- [GIVEN INFORMATION]

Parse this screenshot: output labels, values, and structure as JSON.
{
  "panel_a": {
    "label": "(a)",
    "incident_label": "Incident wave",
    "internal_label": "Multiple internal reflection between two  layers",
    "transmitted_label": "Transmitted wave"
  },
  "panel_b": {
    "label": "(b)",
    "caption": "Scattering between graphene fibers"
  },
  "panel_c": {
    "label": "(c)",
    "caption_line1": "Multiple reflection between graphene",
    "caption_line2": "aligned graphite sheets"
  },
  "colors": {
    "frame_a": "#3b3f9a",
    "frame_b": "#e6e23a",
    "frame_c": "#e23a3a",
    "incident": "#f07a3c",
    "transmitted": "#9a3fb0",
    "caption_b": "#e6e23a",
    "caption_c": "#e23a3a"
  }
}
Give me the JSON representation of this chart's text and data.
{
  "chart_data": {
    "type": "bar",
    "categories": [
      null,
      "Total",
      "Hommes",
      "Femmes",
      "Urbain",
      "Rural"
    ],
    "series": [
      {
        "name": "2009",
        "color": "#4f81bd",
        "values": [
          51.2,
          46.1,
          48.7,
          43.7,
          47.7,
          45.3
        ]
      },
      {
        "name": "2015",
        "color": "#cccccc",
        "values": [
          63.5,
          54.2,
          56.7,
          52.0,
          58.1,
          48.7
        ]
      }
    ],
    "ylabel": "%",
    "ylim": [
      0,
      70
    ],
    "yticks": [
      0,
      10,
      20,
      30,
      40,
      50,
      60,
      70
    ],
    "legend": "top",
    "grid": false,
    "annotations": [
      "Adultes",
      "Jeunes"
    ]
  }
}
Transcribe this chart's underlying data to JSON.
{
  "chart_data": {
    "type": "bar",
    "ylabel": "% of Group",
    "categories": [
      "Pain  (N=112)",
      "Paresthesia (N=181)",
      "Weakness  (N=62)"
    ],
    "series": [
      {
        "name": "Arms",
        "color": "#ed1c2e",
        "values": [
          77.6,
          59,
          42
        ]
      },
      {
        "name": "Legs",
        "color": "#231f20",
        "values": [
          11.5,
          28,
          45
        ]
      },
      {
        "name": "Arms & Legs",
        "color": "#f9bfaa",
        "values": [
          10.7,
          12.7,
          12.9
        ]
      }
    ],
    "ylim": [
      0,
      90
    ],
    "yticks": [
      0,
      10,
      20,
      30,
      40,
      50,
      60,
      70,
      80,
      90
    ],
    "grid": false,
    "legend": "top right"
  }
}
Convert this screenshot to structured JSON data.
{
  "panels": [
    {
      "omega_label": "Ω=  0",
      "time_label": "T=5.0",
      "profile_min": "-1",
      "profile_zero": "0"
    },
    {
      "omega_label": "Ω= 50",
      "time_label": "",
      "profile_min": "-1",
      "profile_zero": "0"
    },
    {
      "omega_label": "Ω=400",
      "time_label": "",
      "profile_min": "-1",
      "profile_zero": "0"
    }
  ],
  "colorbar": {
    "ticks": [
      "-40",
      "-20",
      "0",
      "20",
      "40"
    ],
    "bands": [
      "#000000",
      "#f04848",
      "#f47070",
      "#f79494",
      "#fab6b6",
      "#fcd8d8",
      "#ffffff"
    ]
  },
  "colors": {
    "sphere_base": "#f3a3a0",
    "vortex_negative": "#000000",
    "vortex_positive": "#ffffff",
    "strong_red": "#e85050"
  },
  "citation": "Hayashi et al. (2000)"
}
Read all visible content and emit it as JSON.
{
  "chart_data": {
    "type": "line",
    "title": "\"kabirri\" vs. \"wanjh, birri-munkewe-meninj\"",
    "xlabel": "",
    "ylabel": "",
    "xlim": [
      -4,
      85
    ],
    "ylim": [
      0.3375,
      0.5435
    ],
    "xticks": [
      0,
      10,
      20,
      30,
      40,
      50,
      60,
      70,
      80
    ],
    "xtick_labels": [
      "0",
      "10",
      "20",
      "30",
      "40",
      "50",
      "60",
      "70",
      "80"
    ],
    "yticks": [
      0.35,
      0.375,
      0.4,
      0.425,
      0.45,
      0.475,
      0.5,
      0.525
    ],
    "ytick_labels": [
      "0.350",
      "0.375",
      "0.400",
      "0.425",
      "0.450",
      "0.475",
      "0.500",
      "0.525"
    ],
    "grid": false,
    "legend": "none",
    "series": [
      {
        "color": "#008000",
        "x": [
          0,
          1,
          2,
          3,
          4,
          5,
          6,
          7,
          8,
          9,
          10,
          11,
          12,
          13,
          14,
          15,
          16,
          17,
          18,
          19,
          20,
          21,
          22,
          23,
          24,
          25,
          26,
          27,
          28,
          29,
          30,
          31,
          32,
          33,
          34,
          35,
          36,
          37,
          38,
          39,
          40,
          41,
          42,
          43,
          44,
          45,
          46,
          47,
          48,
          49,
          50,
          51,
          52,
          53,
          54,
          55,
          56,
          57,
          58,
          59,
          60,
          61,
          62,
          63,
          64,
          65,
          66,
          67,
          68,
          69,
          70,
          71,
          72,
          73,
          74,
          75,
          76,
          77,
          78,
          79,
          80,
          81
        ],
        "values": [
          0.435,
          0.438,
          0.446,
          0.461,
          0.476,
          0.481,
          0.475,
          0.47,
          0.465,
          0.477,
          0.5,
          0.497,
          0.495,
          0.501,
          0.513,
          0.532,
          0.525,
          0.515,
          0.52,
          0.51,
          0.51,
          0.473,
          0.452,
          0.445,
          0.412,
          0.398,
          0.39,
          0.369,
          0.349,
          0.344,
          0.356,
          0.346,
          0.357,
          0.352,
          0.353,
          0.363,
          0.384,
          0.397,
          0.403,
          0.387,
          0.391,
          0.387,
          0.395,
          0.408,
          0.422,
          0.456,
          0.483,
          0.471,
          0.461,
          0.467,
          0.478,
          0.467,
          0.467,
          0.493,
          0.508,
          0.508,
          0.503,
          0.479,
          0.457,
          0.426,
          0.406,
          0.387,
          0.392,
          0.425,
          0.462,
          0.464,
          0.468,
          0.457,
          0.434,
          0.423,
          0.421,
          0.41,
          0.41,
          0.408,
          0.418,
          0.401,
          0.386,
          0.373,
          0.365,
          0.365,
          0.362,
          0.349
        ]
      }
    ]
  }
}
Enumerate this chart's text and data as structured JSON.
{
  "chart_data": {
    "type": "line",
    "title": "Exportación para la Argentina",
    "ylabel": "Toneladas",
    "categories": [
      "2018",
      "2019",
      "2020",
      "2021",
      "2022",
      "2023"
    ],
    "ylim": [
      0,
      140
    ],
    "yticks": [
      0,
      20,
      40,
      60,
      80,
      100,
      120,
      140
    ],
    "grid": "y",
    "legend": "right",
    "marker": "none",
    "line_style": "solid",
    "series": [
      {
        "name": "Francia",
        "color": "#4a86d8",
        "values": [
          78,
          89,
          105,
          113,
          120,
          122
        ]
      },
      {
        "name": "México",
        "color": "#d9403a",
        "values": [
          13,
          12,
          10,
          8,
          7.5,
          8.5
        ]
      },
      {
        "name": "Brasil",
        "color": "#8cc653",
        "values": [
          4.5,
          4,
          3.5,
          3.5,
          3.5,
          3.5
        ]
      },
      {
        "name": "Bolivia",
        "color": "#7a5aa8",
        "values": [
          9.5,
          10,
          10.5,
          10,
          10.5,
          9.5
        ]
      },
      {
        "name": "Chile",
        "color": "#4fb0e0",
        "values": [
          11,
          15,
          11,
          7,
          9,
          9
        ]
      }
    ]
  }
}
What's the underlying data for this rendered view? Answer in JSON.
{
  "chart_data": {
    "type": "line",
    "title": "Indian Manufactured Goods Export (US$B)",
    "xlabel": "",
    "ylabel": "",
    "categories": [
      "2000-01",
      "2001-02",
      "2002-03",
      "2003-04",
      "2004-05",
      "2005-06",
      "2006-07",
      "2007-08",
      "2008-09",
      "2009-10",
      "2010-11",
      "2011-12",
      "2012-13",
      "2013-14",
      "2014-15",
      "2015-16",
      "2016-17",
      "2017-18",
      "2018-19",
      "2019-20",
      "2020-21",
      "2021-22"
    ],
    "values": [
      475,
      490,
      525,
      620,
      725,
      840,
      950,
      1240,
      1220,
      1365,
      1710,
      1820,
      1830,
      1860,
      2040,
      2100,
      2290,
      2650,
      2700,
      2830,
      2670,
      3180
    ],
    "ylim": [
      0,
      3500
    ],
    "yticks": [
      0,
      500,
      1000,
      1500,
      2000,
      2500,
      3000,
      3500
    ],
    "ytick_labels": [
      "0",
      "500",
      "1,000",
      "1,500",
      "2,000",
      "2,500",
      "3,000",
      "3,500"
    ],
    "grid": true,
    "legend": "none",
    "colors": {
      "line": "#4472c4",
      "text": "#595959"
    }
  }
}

- [WHAT IS ASKED]
Quote verbatim the line containing "What's the underlying" and every line after it through the end of the records above.

- [THE RESULT]
What's the underlying data for this rendered view? Answer in JSON.
{
  "chart_data": {
    "type": "line",
    "title": "Indian Manufactured Goods Export (US$B)",
    "xlabel": "",
    "ylabel": "",
    "categories": [
      "2000-01",
      "2001-02",
      "2002-03",
      "2003-04",
      "2004-05",
      "2005-06",
      "2006-07",
      "2007-08",
      "2008-09",
      "2009-10",
      "2010-11",
      "2011-12",
      "2012-13",
      "2013-14",
      "2014-15",
      "2015-16",
      "2016-17",
      "2017-18",
      "2018-19",
      "2019-20",
      "2020-21",
      "2021-22"
    ],
    "values": [
      475,
      490,
      525,
      620,
      725,
      840,
      950,
      1240,
      1220,
      1365,
      1710,
      1820,
      1830,
      1860,
      2040,
      2100,
      2290,
      2650,
      2700,
      2830,
      2670,
      3180
    ],
    "ylim": [
      0,
      3500
    ],
    "yticks": [
      0,
      500,
      1000,
      1500,
      2000,
      2500,
      3000,
      3500
    ],
    "ytick_labels": [
      "0",
      "500",
      "1,000",
      "1,500",
      "2,000",
      "2,500",
      "3,000",
      "3,500"
    ],
    "grid": true,
    "legend": "none",
    "colors": {
      "line": "#4472c4",
      "text": "#595959"
    }
  }
}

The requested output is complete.